(Stored dataset items)
Begin
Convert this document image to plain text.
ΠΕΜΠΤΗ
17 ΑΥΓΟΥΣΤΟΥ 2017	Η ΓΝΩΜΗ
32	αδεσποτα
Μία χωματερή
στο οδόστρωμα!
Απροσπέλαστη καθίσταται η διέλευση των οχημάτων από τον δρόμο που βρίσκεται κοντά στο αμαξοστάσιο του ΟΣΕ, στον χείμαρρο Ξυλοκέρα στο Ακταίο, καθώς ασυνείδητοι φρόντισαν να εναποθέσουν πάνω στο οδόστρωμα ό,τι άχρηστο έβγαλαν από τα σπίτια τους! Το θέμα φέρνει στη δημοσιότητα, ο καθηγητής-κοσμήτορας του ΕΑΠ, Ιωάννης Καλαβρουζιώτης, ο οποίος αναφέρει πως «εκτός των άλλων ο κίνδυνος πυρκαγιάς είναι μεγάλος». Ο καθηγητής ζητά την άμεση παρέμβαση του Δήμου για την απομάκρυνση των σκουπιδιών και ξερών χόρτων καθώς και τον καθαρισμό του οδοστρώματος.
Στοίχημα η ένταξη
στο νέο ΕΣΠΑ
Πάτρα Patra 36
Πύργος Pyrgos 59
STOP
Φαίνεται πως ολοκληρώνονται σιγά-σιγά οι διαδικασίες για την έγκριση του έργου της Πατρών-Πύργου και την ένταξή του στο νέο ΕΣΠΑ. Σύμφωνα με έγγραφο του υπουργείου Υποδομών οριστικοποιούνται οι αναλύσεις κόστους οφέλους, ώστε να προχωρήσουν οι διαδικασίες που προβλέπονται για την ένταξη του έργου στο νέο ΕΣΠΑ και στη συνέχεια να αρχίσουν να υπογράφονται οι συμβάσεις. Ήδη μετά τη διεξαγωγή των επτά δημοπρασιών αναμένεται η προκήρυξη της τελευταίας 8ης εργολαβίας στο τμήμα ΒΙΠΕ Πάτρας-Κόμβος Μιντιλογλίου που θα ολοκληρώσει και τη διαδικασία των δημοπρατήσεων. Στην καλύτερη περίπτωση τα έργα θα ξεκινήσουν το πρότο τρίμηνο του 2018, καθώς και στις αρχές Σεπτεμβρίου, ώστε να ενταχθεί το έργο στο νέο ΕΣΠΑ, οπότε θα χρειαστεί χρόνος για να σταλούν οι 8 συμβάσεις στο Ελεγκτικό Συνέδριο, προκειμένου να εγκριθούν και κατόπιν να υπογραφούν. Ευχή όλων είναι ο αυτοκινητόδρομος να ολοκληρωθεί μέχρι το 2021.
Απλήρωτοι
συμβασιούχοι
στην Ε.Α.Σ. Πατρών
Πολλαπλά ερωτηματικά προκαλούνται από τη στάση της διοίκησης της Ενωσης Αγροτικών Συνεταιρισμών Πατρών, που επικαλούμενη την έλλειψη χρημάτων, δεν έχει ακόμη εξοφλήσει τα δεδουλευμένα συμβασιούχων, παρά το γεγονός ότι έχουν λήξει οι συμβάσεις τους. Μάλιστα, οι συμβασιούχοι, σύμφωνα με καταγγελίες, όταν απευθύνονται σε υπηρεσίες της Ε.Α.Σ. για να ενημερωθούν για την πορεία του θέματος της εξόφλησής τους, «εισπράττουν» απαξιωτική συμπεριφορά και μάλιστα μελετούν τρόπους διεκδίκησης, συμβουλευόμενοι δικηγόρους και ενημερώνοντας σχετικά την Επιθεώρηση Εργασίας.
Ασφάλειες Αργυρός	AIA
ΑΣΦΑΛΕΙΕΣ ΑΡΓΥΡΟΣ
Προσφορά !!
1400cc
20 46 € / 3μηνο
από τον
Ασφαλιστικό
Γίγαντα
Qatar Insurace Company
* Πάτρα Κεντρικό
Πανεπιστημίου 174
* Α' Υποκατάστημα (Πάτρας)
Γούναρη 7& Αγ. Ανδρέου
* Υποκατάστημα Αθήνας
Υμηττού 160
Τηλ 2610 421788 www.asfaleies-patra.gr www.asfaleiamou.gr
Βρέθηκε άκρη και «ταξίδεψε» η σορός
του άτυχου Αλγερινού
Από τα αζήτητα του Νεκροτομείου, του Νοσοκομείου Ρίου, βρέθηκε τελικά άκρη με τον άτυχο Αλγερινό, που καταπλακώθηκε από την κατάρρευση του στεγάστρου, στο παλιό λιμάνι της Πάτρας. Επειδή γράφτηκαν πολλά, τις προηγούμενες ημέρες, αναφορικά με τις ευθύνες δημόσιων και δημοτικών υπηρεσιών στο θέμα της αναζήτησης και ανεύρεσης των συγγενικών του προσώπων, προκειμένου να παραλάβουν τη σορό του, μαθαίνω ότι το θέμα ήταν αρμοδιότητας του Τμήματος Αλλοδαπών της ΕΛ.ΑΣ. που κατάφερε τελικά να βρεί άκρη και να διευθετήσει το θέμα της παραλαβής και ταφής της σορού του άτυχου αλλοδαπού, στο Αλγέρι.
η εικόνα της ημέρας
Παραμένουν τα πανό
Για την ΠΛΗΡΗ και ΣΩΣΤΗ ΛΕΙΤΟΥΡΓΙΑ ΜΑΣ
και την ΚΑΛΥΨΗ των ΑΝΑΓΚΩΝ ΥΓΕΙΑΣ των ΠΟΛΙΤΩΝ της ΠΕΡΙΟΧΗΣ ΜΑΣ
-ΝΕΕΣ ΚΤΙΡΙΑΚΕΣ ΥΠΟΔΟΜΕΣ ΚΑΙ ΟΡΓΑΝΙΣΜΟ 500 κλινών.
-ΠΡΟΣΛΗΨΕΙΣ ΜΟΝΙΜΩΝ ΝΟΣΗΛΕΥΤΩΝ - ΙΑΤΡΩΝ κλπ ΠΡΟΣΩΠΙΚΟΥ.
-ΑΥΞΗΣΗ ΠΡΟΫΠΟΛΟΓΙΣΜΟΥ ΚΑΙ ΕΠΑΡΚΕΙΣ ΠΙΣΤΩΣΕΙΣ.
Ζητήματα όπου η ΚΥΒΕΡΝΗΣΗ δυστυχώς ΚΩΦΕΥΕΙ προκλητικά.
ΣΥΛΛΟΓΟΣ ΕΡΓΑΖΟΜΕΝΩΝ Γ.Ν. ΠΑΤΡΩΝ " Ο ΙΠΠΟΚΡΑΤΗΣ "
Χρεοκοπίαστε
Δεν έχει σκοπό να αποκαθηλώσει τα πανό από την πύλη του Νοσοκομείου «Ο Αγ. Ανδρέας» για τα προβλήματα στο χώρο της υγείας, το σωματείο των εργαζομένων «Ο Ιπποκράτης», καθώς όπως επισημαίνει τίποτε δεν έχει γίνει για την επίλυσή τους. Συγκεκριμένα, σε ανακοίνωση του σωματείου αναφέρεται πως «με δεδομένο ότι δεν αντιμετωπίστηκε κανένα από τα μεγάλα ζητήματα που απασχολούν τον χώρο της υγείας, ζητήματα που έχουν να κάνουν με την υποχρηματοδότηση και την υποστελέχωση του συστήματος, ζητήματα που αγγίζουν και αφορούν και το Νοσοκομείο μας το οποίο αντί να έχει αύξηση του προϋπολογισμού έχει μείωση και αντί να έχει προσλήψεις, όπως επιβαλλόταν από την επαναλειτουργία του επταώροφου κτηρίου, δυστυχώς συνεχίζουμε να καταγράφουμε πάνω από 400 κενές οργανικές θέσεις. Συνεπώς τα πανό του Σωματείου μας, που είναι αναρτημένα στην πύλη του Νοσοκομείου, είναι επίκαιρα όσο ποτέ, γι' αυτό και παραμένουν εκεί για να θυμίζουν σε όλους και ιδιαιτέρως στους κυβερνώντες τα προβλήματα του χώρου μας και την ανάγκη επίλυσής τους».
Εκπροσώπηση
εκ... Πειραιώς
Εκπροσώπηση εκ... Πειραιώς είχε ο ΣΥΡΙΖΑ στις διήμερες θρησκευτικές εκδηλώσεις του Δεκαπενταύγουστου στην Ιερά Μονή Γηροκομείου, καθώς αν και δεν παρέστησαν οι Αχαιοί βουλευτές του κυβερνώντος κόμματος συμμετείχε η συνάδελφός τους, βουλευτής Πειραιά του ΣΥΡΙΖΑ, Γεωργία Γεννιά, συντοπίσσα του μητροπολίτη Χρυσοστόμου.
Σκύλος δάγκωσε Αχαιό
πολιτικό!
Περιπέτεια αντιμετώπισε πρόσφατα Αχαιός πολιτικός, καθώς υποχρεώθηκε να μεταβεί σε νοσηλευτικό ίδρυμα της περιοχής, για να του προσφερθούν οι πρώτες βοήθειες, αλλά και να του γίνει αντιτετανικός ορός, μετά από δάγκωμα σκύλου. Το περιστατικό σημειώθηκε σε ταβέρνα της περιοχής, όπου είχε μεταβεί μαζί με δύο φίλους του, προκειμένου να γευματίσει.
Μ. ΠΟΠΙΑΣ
End
_Exercise aim_
Lines that hold the word "δυστυχώς" are the ones to return, every one of them.

_Output_
Ζητήματα όπου η ΚΥΒΕΡΝΗΣΗ δυστυχώς ΚΩΦΕΥΕΙ προκλητικά.
Δεν έχει σκοπό να αποκαθηλώσει τα πανό από την πύλη του Νοσοκομείου «Ο Αγ. Ανδρέας» για τα προβλήματα στο χώρο της υγείας, το σωματείο των εργαζομένων «Ο Ιπποκράτης», καθώς όπως επισημαίνει τίποτε δεν έχει γίνει για την επίλυσή τους. Συγκεκριμένα, σε ανακοίνωση του σωματείου αναφέρεται πως «με δεδομένο ότι δεν αντιμετωπίστηκε κανένα από τα μεγάλα ζητήματα που απασχολούν τον χώρο της υγείας, ζητήματα που έχουν να κάνουν με την υποχρηματοδότηση και την υποστελέχωση του συστήματος, ζητήματα που αγγίζουν και αφορούν και το Νοσοκομείο μας το οποίο αντί να έχει αύξηση του προϋπολογισμού έχει μείωση και αντί να έχει προσλήψεις, όπως επιβαλλόταν από την επαναλειτουργία του επταώροφου κτηρίου, δυστυχώς συνεχίζουμε να καταγράφουμε πάνω από 400 κενές οργανικές θέσεις. Συνεπώς τα πανό του Σωματείου μας, που είναι αναρτημένα στην πύλη του Νοσοκομείου, είναι επίκαιρα όσο ποτέ, γι' αυτό και παραμένουν εκεί για να θυμίζουν σε όλους και ιδιαιτέρως στους κυβερνώντες τα προβλήματα του χώρου μας και την ανάγκη επίλυσής τους».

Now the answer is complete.